--- start PROVIDED ENTRIES ---
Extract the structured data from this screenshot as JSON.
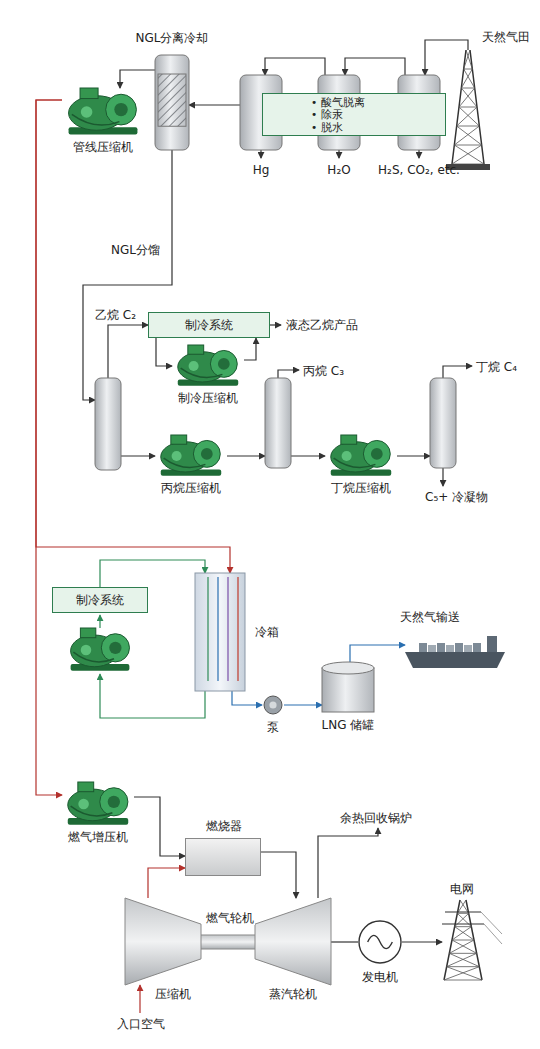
{
  "diagram": {
    "nodes": [
      {
        "text": [
          "NGL分离冷却"
        ]
      },
      {
        "text": [
          "Hg"
        ]
      },
      {
        "text": [
          "H₂O"
        ]
      },
      {
        "text": [
          "H₂S, CO₂, etc."
        ]
      },
      {
        "text": [
          "• 酸气脱离",
          "• 除汞",
          "• 脱水"
        ]
      },
      {
        "text": [
          "天然气田"
        ]
      },
      {
        "text": [
          "管线压缩机"
        ]
      },
      {
        "text": [
          "乙烷 C₂"
        ]
      },
      {
        "text": [
          "制冷系统"
        ]
      },
      {
        "text": [
          "制冷压缩机"
        ]
      },
      {
        "text": [
          "丙烷压缩机"
        ]
      },
      {
        "text": [
          "丙烷 C₃"
        ]
      },
      {
        "text": [
          "丁烷压缩机"
        ]
      },
      {
        "text": [
          "丁烷 C₄",
          "C₅+ 冷凝物"
        ]
      },
      {
        "text": [
          "制冷系统"
        ]
      },
      {
        "text": [
          "冷箱"
        ]
      },
      {
        "text": [
          "泵"
        ]
      },
      {
        "text": [
          "LNG 储罐"
        ]
      },
      {
        "text": [
          "天然气输送"
        ]
      },
      {
        "text": [
          "燃气增压机"
        ]
      },
      {
        "text": [
          "燃烧器"
        ]
      },
      {
        "text": [
          "压缩机"
        ]
      },
      {
        "text": [
          "蒸汽轮机"
        ]
      },
      {
        "text": [
          "余热回收锅炉"
        ]
      },
      {
        "text": [
          "发电机"
        ]
      },
      {
        "text": [
          "电网"
        ]
      }
    ],
    "edges": [
      {
        "from": 5,
        "to": 3,
        "arrow": "to"
      },
      {
        "from": 3,
        "to": 2,
        "arrow": "to"
      },
      {
        "from": 2,
        "to": 1,
        "arrow": "to"
      },
      {
        "from": 1,
        "to": 0,
        "arrow": "to"
      },
      {
        "from": 0,
        "to": 6,
        "arrow": "to"
      },
      {
        "from": 0,
        "to": 7,
        "label": "NGL分馏",
        "arrow": "to"
      },
      {
        "from": 7,
        "to": 8,
        "arrow": "to"
      },
      {
        "from": 8,
        "to": 9,
        "arrow": "to"
      },
      {
        "from": 9,
        "to": 8,
        "arrow": "to"
      },
      {
        "from": 7,
        "to": 10,
        "arrow": "to"
      },
      {
        "from": 10,
        "to": 11,
        "arrow": "to"
      },
      {
        "from": 11,
        "to": 12,
        "arrow": "to"
      },
      {
        "from": 12,
        "to": 13,
        "arrow": "to"
      },
      {
        "from": 6,
        "to": 15,
        "arrow": "to"
      },
      {
        "from": 6,
        "to": 19,
        "arrow": "to"
      },
      {
        "from": 14,
        "to": 15,
        "arrow": "to"
      },
      {
        "from": 15,
        "to": 16,
        "arrow": "to"
      },
      {
        "from": 16,
        "to": 17,
        "arrow": "to"
      },
      {
        "from": 17,
        "to": 18,
        "arrow": "to"
      },
      {
        "from": 19,
        "to": 20,
        "arrow": "to"
      },
      {
        "from": 21,
        "to": 20,
        "arrow": "to"
      },
      {
        "from": 20,
        "to": 22,
        "arrow": "to"
      },
      {
        "from": 22,
        "to": 23,
        "arrow": "to"
      },
      {
        "from": 22,
        "to": 24,
        "arrow": "none"
      },
      {
        "from": 24,
        "to": 25,
        "arrow": "to"
      }
    ],
    "labels": [
      "液态乙烷产品",
      "燃气轮机",
      "入口空气"
    ]
  }
}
--- end PROVIDED ENTRIES ---
## WRITTEN INSTRUCTION
Reproduce the material in its entirety and word for word, without the pictures.

## RESPONSE TO THIS TASK
Extract the structured data from this screenshot as JSON.
{
  "diagram": {
    "nodes": [
      {
        "text": [
          "NGL分离冷却"
        ]
      },
      {
        "text": [
          "Hg"
        ]
      },
      {
        "text": [
          "H₂O"
        ]
      },
      {
        "text": [
          "H₂S, CO₂, etc."
        ]
      },
      {
        "text": [
          "• 酸气脱离",
          "• 除汞",
          "• 脱水"
        ]
      },
      {
        "text": [
          "天然气田"
        ]
      },
      {
        "text": [
          "管线压缩机"
        ]
      },
      {
        "text": [
          "乙烷 C₂"
        ]
      },
      {
        "text": [
          "制冷系统"
        ]
      },
      {
        "text": [
          "制冷压缩机"
        ]
      },
      {
        "text": [
          "丙烷压缩机"
        ]
      },
      {
        "text": [
          "丙烷 C₃"
        ]
      },
      {
        "text": [
          "丁烷压缩机"
        ]
      },
      {
        "text": [
          "丁烷 C₄",
          "C₅+ 冷凝物"
        ]
      },
      {
        "text": [
          "制冷系统"
        ]
      },
      {
        "text": [
          "冷箱"
        ]
      },
      {
        "text": [
          "泵"
        ]
      },
      {
        "text": [
          "LNG 储罐"
        ]
      },
      {
        "text": [
          "天然气输送"
        ]
      },
      {
        "text": [
          "燃气增压机"
        ]
      },
      {
        "text": [
          "燃烧器"
        ]
      },
      {
        "text": [
          "压缩机"
        ]
      },
      {
        "text": [
          "蒸汽轮机"
        ]
      },
      {
        "text": [
          "余热回收锅炉"
        ]
      },
      {
        "text": [
          "发电机"
        ]
      },
      {
        "text": [
          "电网"
        ]
      }
    ],
    "edges": [
      {
        "from": 5,
        "to": 3,
        "arrow": "to"
      },
      {
        "from": 3,
        "to": 2,
        "arrow": "to"
      },
      {
        "from": 2,
        "to": 1,
        "arrow": "to"
      },
      {
        "from": 1,
        "to": 0,
        "arrow": "to"
      },
      {
        "from": 0,
        "to": 6,
        "arrow": "to"
      },
      {
        "from": 0,
        "to": 7,
        "label": "NGL分馏",
        "arrow": "to"
      },
      {
        "from": 7,
        "to": 8,
        "arrow": "to"
      },
      {
        "from": 8,
        "to": 9,
        "arrow": "to"
      },
      {
        "from": 9,
        "to": 8,
        "arrow": "to"
      },
      {
        "from": 7,
        "to": 10,
        "arrow": "to"
      },
      {
        "from": 10,
        "to": 11,
        "arrow": "to"
      },
      {
        "from": 11,
        "to": 12,
        "arrow": "to"
      },
      {
        "from": 12,
        "to": 13,
        "arrow": "to"
      },
      {
        "from": 6,
        "to": 15,
        "arrow": "to"
      },
      {
        "from": 6,
        "to": 19,
        "arrow": "to"
      },
      {
        "from": 14,
        "to": 15,
        "arrow": "to"
      },
      {
        "from": 15,
        "to": 16,
        "arrow": "to"
      },
      {
        "from": 16,
        "to": 17,
        "arrow": "to"
      },
      {
        "from": 17,
        "to": 18,
        "arrow": "to"
      },
      {
        "from": 19,
        "to": 20,
        "arrow": "to"
      },
      {
        "from": 21,
        "to": 20,
        "arrow": "to"
      },
      {
        "from": 20,
        "to": 22,
        "arrow": "to"
      },
      {
        "from": 22,
        "to": 23,
        "arrow": "to"
      },
      {
        "from": 22,
        "to": 24,
        "arrow": "none"
      },
      {
        "from": 24,
        "to": 25,
        "arrow": "to"
      }
    ],
    "labels": [
      "液态乙烷产品",
      "燃气轮机",
      "入口空气"
    ]
  }
}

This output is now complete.